Aim = Edit the items from the line with "Give me the" to the line with "legend-swatch bbox=[890, 844, 956, 868]", replacing each "legend-label" with "key-label" and leaving everything else unchanged. Leave the pictures out of your answer.

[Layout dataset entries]
--------------------------------

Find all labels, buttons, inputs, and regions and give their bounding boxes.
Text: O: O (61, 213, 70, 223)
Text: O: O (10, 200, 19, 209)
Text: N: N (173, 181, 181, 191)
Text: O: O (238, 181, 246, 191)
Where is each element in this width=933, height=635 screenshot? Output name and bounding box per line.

--------------------------------

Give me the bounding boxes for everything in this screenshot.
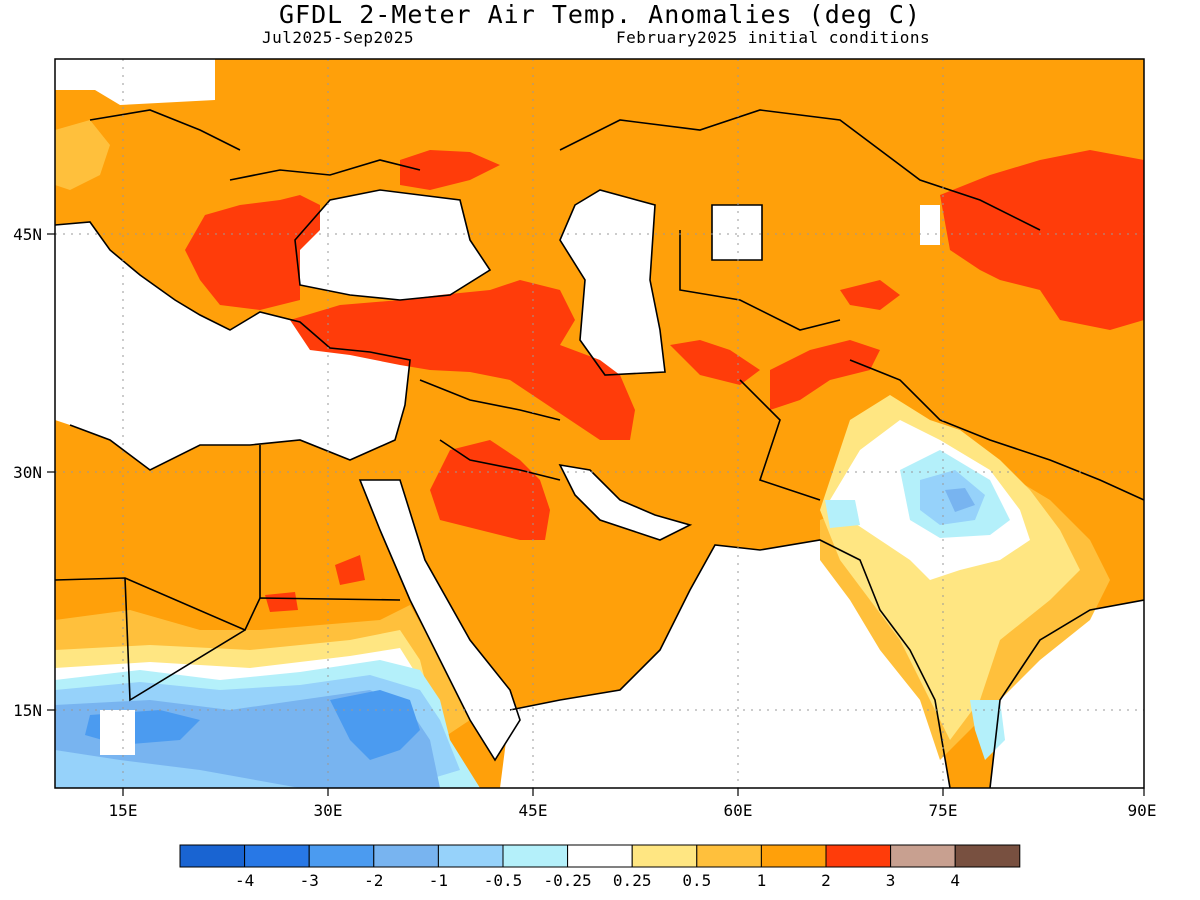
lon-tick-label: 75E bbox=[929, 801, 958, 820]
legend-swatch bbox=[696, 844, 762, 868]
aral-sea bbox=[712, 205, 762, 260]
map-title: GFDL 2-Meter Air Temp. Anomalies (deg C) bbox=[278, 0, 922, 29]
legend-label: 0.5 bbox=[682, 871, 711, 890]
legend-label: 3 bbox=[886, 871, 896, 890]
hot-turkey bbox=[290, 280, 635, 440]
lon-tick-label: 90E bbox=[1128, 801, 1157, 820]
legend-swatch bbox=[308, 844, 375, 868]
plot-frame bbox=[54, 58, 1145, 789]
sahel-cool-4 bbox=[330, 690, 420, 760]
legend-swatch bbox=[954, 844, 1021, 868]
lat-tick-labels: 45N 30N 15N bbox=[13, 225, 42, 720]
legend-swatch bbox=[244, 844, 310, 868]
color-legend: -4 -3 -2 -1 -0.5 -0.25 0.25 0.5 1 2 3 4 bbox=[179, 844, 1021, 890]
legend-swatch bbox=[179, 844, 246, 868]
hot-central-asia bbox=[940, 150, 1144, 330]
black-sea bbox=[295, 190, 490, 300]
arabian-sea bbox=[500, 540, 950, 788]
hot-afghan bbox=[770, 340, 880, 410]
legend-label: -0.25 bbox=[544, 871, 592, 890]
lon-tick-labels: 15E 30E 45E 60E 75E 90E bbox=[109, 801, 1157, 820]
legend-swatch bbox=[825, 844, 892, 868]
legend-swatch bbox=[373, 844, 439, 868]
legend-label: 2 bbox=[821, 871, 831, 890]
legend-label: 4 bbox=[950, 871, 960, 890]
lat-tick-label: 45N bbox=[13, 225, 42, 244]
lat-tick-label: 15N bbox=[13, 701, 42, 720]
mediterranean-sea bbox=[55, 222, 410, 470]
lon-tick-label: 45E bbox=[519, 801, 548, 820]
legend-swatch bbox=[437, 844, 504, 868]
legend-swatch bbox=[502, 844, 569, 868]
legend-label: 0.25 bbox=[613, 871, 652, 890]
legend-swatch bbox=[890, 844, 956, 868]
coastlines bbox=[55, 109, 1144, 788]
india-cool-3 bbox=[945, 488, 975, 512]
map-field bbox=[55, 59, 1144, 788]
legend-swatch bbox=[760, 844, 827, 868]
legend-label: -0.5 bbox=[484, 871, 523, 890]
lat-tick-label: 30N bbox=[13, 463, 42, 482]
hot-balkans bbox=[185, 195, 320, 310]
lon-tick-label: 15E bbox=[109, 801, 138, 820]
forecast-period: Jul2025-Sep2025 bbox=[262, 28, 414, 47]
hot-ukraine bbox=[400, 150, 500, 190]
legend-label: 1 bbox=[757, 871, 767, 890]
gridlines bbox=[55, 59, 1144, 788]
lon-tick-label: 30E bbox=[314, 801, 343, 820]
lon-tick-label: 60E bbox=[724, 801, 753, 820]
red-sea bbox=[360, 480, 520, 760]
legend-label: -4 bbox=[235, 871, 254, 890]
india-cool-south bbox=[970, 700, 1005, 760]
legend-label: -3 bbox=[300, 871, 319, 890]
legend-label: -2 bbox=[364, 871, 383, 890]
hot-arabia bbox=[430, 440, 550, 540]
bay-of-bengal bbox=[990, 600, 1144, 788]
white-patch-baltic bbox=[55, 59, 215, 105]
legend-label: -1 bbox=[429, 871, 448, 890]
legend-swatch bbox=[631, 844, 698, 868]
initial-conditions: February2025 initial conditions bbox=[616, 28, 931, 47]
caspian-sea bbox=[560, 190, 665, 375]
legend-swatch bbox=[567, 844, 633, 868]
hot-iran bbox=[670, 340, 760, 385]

--------------------------------

Task output =
Give me the bounding boxes for everything in this screenshot.
lon-tick-label: 75E bbox=[929, 801, 958, 820]
legend-swatch bbox=[696, 844, 762, 868]
aral-sea bbox=[712, 205, 762, 260]
map-title: GFDL 2-Meter Air Temp. Anomalies (deg C) bbox=[278, 0, 922, 29]
key-label: 0.5 bbox=[682, 871, 711, 890]
key-label: 3 bbox=[886, 871, 896, 890]
hot-turkey bbox=[290, 280, 635, 440]
lon-tick-label: 90E bbox=[1128, 801, 1157, 820]
legend-swatch bbox=[308, 844, 375, 868]
plot-frame bbox=[54, 58, 1145, 789]
sahel-cool-4 bbox=[330, 690, 420, 760]
legend-swatch bbox=[954, 844, 1021, 868]
lat-tick-labels: 45N 30N 15N bbox=[13, 225, 42, 720]
legend-swatch bbox=[244, 844, 310, 868]
color-legend: -4 -3 -2 -1 -0.5 -0.25 0.25 0.5 1 2 3 4 bbox=[179, 844, 1021, 890]
legend-swatch bbox=[179, 844, 246, 868]
hot-central-asia bbox=[940, 150, 1144, 330]
black-sea bbox=[295, 190, 490, 300]
arabian-sea bbox=[500, 540, 950, 788]
hot-afghan bbox=[770, 340, 880, 410]
key-label: -0.25 bbox=[544, 871, 592, 890]
lon-tick-labels: 15E 30E 45E 60E 75E 90E bbox=[109, 801, 1157, 820]
legend-swatch bbox=[825, 844, 892, 868]
legend-swatch bbox=[373, 844, 439, 868]
key-label: 2 bbox=[821, 871, 831, 890]
key-label: 4 bbox=[950, 871, 960, 890]
lat-tick-label: 45N bbox=[13, 225, 42, 244]
lat-tick-label: 15N bbox=[13, 701, 42, 720]
mediterranean-sea bbox=[55, 222, 410, 470]
lon-tick-label: 45E bbox=[519, 801, 548, 820]
legend-swatch bbox=[437, 844, 504, 868]
legend-swatch bbox=[502, 844, 569, 868]
key-label: 0.25 bbox=[613, 871, 652, 890]
legend-swatch bbox=[890, 844, 956, 868]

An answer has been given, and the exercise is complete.